◆ Reading passage

Why merge with Net Element?
Michery would equip an empty former Nike warehouse east of Memphis International Airport and offset costs partly by paying less property tax.
If Mullens sell well, that could be a good deal for Memphis. It’s also a big if. For one new car model, major automakers
spend more than $1 billion on precise engineering and another $1 billion tooling the plant. EV startups face similar pressures, Barnard said.
In 2012, Michery bought Mullen Motors, a tiny custom sports-car business in Los Angeles he renamed Mullen Technologies. Nine years later, he’s angling for a merger that could open the way for cash from investors.
Mullen’s merger candidate: a moneylosing digital payments company named Net Element Inc. It is headed by Oleg Firer of North Miami Beach, Florida, a colorful entrepreneur born in the Ukraine, raised in Brooklyn, New York, visible on the Russian social scene on the Caribbean island of Grenada, and listed by the South Florida Business Journal among the Miami area’s 150 “power leaders” in 2017.
Profiled by the Miami Herald newspaper in 2019, Firer was described as a “classic Miami success story” despite seven lawsuits for breach of contract, an expunged mortgage fraud arrest and, according to the Herald, brushing “up in close proximity to a rogue’s gallery of South Florida’s most infamous financial fraudsters from the former Soviet Union, without ever getting in trouble with the law himself – save for the (mortgage fraud) arrest that was wiped clean.”
You may have heard the phrase “going public.” That’s a way to get rich – sell
stock to the public. There’s a way to do this where you don’t have to hedge even fanciful boasts to prospective stock buyers. It is folding your business into a company already listed on a stock exchange. That’s Michery’s plan. Net Element would take the name Mullen Technologies and senior Net Element officials except Firer would step down after the merger.
The deal was announced in the summer and originally set to close last autumn, but has been delayed for unexplained reasons. During that time, Mullen flashed signs of vigor. On Dec. 30, the firm announced a letter of intent for orders of 10,000 MX-05 sport-utility vehicles including 1,500 orders from Unlimited Electrical Contractors Corp. of Pompano Beach, Florida.

◆ Problems
1. In the article about the Mullen and Net Element merger, what did Michery rename Mullen Motors after buying it in 2012?
2. Extend the article about the Mullen and Net Element merger, picking up right after its last sentence.
The entries have nothing to do with the article.

(Layout annotation data)
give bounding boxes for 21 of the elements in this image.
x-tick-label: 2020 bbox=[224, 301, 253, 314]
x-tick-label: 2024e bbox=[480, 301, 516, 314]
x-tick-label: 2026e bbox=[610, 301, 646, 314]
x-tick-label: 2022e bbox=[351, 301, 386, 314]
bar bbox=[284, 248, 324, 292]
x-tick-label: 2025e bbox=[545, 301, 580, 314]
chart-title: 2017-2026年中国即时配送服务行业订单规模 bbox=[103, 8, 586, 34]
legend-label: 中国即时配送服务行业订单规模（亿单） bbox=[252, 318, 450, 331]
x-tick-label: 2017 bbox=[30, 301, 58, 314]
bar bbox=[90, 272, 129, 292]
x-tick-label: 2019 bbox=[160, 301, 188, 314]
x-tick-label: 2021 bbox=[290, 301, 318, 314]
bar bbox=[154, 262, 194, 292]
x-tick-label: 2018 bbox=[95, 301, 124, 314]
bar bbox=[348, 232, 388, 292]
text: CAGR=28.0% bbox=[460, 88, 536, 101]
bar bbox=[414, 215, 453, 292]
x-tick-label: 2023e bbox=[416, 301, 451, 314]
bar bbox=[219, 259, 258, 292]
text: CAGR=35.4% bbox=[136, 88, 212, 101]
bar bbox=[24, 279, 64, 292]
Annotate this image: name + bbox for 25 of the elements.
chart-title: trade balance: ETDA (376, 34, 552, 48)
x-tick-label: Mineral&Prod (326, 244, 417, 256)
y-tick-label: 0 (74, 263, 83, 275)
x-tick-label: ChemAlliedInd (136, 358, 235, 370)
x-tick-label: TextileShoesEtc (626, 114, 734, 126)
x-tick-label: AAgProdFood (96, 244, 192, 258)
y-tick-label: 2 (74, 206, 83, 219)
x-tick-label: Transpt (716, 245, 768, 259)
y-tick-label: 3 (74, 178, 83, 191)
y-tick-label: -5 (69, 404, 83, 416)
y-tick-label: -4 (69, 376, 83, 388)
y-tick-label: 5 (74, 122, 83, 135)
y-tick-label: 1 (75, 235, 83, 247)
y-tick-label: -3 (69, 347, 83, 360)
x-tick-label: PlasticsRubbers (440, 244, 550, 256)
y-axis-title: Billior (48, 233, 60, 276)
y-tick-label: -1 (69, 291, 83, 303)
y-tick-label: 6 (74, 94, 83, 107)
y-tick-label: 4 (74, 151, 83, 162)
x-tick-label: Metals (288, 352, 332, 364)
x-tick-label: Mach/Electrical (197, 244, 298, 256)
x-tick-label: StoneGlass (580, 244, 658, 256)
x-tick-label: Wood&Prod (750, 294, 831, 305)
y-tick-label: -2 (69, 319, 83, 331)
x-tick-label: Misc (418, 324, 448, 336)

◆ Exercise responses
1. Mullen Technologies.

2.
Net Element shareholders seem to favor a merger. Shares of stock have lost half their value since 2016. In its most recent quarterly profit report, the publicly-traded company revealed it lost $2.3 million, up from $1 million lost in the same quarter a year earlier. But some observers balked early on at the proposed merger’s complexity.
Posting an opinion on the Real Money financial website last August under the headline “What’s the Deal With Net Element?”, a blogger identified as Timothy Collins described as baffling the “many moving pieces and ratios of ownership” contemplated in the merger.
“When a company makes something overly complex,” the blogger says, “it will scare away buyers. Maybe management tried to bury a few details that would make the stock less appealing in the $15 to $20 range. Maybe not. But I’ve asked 10 people about the deal and received 10 different answers.”
Besides the Net Element merger proposal, Michery has been active on other key tasks. Mullen applied for a $450 million U.S. Department of Energy loan, allied with Nextech Batteries and hired former Nissan and Hyundai systems engineer Frank Mcmahon as chief technology officer. At the same time, Mullen has:
h Launched a factory near Los Angeles in Monrovia.
h Sought the 100,000-square-foot former Green Tech Automotive plant in Robinsonville, Mississippi.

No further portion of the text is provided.